*Goal of the exercise:*
Repeat the data verbatim.

*Exercise materials:*
§

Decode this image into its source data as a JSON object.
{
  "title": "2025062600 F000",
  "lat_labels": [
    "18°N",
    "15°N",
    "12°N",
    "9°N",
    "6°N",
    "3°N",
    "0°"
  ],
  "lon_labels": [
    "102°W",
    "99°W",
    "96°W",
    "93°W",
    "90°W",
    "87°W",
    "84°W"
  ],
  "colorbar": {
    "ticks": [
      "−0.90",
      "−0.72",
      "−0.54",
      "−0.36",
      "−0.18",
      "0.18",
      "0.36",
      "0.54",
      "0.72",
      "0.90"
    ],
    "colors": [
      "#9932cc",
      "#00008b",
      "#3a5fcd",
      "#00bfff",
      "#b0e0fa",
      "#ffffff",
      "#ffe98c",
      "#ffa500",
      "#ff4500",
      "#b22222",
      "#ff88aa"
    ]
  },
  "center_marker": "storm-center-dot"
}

§

*Reply:*
Decode this image into its source data as a JSON object.
{
  "title": "2025062600 F000",
  "lat_labels": [
    "18°N",
    "15°N",
    "12°N",
    "9°N",
    "6°N",
    "3°N",
    "0°"
  ],
  "lon_labels": [
    "102°W",
    "99°W",
    "96°W",
    "93°W",
    "90°W",
    "87°W",
    "84°W"
  ],
  "colorbar": {
    "ticks": [
      "−0.90",
      "−0.72",
      "−0.54",
      "−0.36",
      "−0.18",
      "0.18",
      "0.36",
      "0.54",
      "0.72",
      "0.90"
    ],
    "colors": [
      "#9932cc",
      "#00008b",
      "#3a5fcd",
      "#00bfff",
      "#b0e0fa",
      "#ffffff",
      "#ffe98c",
      "#ffa500",
      "#ff4500",
      "#b22222",
      "#ff88aa"
    ]
  },
  "center_marker": "storm-center-dot"
}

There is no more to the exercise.